The task
How many lines in the records below hold the string "source"? Answer with the number alone.
[begin Given records]
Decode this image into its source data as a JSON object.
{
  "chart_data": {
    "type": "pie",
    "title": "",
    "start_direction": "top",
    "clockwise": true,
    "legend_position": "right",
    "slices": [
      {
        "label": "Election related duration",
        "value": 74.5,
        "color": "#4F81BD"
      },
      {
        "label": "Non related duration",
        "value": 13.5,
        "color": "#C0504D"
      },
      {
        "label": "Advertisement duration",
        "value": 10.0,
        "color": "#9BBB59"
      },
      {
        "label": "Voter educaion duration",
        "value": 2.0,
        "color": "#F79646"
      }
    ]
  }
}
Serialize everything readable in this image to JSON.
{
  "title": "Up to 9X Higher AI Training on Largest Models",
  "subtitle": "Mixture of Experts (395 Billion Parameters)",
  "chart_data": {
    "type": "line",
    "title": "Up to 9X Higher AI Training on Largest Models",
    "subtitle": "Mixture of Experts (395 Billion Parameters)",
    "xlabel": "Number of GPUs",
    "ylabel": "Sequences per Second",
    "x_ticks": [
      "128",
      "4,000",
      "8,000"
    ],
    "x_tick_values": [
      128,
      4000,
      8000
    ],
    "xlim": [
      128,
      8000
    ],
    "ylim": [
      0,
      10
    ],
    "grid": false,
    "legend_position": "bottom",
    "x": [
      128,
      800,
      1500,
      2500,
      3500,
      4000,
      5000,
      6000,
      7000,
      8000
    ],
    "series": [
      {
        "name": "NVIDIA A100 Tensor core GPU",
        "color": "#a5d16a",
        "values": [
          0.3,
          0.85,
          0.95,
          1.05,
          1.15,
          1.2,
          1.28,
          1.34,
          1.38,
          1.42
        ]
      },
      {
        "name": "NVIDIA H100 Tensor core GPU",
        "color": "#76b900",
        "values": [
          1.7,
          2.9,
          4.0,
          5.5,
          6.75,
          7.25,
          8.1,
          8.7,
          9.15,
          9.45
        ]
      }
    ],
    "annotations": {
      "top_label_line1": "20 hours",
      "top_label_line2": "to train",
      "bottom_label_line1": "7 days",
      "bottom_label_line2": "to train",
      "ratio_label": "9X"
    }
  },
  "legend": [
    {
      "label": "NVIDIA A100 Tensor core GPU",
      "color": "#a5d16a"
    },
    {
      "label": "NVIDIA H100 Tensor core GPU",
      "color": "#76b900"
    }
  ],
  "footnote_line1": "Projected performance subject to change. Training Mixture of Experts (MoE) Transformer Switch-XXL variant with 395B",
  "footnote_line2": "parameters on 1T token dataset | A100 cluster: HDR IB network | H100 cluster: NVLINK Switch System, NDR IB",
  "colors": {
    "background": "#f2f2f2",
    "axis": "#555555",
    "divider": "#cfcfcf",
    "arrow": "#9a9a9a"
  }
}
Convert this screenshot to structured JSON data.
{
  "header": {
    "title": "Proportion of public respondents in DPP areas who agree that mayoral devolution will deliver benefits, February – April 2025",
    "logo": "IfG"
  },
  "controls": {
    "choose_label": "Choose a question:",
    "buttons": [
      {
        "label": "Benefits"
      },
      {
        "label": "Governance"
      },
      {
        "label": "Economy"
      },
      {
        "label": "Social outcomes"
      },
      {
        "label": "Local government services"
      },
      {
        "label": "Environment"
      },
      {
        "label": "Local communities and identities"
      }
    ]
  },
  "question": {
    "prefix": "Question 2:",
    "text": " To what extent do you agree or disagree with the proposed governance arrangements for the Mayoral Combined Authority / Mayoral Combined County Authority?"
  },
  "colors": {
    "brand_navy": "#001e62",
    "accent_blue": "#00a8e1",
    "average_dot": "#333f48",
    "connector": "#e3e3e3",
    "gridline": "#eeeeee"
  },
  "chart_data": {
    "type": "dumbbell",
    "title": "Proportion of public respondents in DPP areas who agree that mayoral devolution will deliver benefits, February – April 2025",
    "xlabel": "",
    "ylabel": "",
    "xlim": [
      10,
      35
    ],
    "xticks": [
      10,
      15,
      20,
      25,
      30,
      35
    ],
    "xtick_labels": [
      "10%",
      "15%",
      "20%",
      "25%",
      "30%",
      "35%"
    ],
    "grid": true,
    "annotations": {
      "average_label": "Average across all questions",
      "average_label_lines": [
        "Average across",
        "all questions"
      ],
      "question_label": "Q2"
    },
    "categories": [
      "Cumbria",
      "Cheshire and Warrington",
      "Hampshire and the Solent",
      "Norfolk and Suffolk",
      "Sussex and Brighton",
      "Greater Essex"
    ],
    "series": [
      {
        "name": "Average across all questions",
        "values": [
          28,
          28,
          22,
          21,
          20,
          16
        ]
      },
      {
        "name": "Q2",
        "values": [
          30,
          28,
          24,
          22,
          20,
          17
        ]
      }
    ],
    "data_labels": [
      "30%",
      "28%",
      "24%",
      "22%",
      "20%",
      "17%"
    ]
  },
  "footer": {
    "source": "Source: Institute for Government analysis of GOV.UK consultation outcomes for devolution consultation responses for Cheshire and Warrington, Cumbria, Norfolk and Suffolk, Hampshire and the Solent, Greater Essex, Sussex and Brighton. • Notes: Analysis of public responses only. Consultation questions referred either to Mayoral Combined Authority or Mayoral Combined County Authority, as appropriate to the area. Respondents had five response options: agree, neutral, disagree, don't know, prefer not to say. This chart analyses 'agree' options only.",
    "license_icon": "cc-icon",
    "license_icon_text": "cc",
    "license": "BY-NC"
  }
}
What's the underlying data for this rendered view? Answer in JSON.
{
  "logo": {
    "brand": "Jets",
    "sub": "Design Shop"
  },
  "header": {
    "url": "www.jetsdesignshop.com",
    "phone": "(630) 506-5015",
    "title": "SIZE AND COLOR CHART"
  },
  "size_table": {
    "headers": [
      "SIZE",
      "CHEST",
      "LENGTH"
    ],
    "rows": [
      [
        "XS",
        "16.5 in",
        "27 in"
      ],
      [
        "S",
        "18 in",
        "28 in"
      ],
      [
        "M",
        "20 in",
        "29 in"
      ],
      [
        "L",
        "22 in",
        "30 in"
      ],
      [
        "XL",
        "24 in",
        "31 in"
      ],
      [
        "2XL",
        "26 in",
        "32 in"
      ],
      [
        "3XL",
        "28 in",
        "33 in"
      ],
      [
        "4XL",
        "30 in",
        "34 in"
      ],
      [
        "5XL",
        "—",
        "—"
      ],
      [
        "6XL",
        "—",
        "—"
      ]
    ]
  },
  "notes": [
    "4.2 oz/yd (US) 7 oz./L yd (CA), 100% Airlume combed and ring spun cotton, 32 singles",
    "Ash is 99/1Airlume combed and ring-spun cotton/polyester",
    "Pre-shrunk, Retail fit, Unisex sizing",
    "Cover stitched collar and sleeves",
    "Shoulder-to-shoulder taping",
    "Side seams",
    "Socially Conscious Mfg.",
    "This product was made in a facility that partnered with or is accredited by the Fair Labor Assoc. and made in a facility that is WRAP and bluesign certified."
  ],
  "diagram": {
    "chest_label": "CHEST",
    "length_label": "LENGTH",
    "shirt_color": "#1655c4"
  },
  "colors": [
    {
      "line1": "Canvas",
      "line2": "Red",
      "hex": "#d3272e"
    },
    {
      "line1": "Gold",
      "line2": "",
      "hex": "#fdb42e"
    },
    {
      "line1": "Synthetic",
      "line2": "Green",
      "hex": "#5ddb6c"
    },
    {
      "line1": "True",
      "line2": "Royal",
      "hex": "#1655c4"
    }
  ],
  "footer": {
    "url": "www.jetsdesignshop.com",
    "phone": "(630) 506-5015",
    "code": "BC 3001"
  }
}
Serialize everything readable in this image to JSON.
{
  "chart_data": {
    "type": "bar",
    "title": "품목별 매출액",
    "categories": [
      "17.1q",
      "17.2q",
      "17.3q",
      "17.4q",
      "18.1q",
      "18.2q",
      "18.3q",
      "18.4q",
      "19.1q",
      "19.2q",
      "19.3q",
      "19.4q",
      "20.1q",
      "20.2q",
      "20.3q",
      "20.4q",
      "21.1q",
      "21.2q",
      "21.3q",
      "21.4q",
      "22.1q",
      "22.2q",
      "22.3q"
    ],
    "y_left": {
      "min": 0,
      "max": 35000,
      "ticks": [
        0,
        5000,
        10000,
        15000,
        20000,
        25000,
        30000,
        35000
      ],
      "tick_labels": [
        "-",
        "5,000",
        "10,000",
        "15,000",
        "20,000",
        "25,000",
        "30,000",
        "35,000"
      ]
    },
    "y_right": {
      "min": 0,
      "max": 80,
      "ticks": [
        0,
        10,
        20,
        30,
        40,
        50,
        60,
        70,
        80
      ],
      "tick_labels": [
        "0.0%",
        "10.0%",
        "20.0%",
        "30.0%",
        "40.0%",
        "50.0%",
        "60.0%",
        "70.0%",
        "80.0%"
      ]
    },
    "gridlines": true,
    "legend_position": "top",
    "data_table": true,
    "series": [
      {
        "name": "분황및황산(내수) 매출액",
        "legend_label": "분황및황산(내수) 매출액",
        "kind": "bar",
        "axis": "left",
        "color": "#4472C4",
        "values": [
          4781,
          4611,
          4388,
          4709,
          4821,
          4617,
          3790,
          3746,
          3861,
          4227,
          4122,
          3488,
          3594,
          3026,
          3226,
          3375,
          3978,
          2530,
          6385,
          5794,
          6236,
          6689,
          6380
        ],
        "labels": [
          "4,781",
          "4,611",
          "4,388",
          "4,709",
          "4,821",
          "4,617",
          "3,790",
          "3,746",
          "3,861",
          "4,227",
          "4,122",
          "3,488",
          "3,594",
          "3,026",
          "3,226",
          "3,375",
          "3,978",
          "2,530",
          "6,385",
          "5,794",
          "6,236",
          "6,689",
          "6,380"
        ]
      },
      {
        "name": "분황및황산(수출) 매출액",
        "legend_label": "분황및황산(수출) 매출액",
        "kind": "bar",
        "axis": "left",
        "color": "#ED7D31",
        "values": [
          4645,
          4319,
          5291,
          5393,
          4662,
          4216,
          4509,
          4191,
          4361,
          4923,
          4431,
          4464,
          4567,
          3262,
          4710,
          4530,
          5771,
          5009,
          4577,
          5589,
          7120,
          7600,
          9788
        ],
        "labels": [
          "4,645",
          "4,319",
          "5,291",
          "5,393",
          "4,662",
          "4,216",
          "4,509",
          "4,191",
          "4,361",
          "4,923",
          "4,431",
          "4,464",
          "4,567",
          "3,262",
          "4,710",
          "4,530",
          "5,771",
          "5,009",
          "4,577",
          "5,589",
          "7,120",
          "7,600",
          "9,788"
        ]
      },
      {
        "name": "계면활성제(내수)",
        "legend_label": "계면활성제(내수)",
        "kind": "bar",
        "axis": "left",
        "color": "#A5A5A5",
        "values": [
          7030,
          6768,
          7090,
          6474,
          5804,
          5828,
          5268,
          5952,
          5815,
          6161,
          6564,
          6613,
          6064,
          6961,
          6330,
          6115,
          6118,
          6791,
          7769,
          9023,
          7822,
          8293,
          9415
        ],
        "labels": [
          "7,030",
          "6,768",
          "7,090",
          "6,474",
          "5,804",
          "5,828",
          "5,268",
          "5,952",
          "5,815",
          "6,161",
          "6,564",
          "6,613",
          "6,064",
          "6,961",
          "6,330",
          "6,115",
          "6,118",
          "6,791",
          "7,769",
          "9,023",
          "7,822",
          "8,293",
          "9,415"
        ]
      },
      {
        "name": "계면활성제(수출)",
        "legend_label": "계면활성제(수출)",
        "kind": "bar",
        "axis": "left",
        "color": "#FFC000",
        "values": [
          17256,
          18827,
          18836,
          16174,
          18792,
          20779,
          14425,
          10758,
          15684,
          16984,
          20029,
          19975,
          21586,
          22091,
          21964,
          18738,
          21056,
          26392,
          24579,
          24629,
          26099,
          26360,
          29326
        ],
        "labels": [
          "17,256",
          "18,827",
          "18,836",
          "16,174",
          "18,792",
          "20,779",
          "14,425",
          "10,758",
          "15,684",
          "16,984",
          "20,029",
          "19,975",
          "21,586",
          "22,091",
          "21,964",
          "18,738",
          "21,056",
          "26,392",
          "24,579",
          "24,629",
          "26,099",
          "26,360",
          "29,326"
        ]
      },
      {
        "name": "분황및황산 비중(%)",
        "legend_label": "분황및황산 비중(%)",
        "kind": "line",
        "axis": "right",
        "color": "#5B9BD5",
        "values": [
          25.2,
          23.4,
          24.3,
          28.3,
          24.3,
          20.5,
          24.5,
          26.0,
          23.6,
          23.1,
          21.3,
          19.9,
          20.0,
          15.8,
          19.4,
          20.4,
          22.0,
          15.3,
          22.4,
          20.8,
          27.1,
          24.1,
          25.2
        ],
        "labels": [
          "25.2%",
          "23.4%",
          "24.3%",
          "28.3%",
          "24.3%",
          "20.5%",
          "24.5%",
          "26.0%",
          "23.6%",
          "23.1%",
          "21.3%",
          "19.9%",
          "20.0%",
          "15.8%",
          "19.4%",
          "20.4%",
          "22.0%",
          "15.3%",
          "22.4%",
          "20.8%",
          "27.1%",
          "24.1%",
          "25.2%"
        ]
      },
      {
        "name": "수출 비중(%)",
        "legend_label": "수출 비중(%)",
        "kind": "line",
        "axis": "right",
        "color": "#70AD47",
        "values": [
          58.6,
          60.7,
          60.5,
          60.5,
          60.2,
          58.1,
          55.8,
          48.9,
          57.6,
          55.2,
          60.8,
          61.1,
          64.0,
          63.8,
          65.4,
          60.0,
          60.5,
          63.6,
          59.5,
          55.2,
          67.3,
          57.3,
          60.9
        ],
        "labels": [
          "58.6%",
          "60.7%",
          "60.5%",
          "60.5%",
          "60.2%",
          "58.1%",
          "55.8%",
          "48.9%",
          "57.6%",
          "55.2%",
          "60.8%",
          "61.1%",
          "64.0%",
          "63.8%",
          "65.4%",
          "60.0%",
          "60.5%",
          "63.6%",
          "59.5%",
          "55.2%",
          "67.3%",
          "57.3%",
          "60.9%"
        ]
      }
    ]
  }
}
[end Given records]
Output below
2